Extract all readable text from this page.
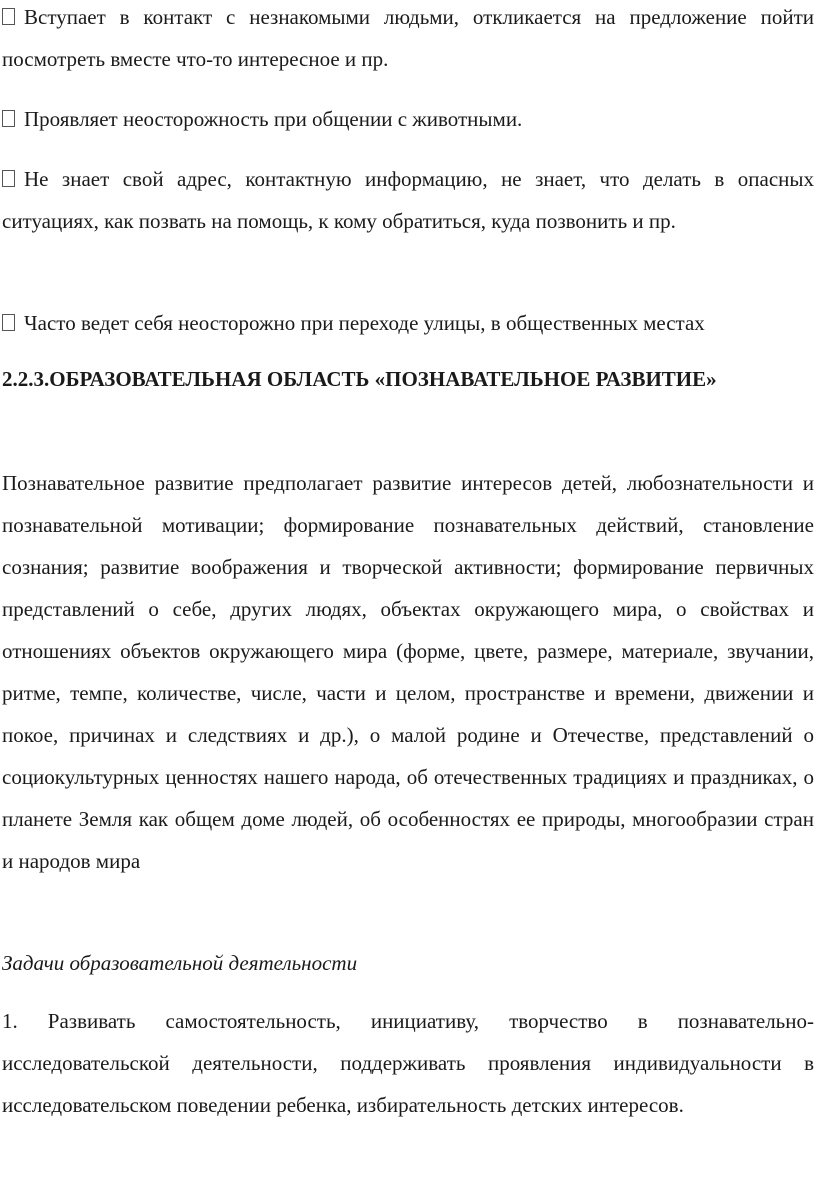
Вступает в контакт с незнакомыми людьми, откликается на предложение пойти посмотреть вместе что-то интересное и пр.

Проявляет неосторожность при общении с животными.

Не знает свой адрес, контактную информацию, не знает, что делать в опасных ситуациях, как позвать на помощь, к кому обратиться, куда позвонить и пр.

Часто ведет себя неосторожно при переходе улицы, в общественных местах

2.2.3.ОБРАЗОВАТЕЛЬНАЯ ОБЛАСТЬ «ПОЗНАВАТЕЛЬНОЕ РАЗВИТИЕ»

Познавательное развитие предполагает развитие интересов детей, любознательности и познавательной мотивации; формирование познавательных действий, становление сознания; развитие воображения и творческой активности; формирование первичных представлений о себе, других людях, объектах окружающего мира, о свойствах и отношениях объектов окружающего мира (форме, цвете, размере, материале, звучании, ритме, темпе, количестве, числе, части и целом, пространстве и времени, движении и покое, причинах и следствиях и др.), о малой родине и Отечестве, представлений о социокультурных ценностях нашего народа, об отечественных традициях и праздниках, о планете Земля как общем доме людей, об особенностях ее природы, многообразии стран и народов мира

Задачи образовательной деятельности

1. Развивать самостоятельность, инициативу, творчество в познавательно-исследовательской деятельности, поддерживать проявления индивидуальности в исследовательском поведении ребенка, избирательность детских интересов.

---

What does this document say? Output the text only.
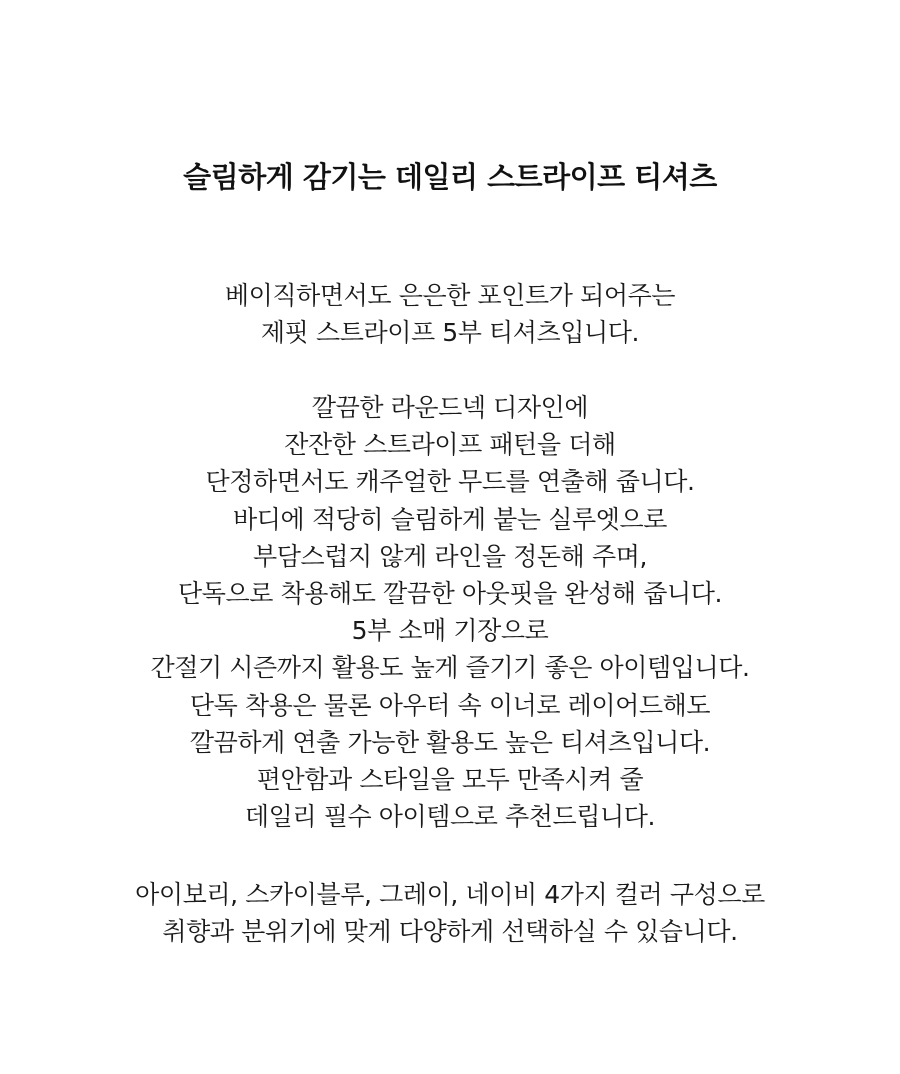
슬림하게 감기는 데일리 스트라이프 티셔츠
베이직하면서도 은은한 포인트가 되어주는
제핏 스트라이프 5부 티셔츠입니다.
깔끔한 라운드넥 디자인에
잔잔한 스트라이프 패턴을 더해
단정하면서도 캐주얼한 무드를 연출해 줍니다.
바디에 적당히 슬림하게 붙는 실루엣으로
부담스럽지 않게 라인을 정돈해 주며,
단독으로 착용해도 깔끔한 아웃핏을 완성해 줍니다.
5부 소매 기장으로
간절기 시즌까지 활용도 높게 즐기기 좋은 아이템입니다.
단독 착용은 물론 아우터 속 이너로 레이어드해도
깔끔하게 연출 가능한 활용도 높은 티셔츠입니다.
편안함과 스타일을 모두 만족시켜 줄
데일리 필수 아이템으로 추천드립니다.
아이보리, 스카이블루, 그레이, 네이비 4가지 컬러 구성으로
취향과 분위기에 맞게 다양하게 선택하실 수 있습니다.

# [Exercise instructions]
Tally how many lines of the records hold the word "슬림하게". Answer with the number only.

# [Output for this exercise]
2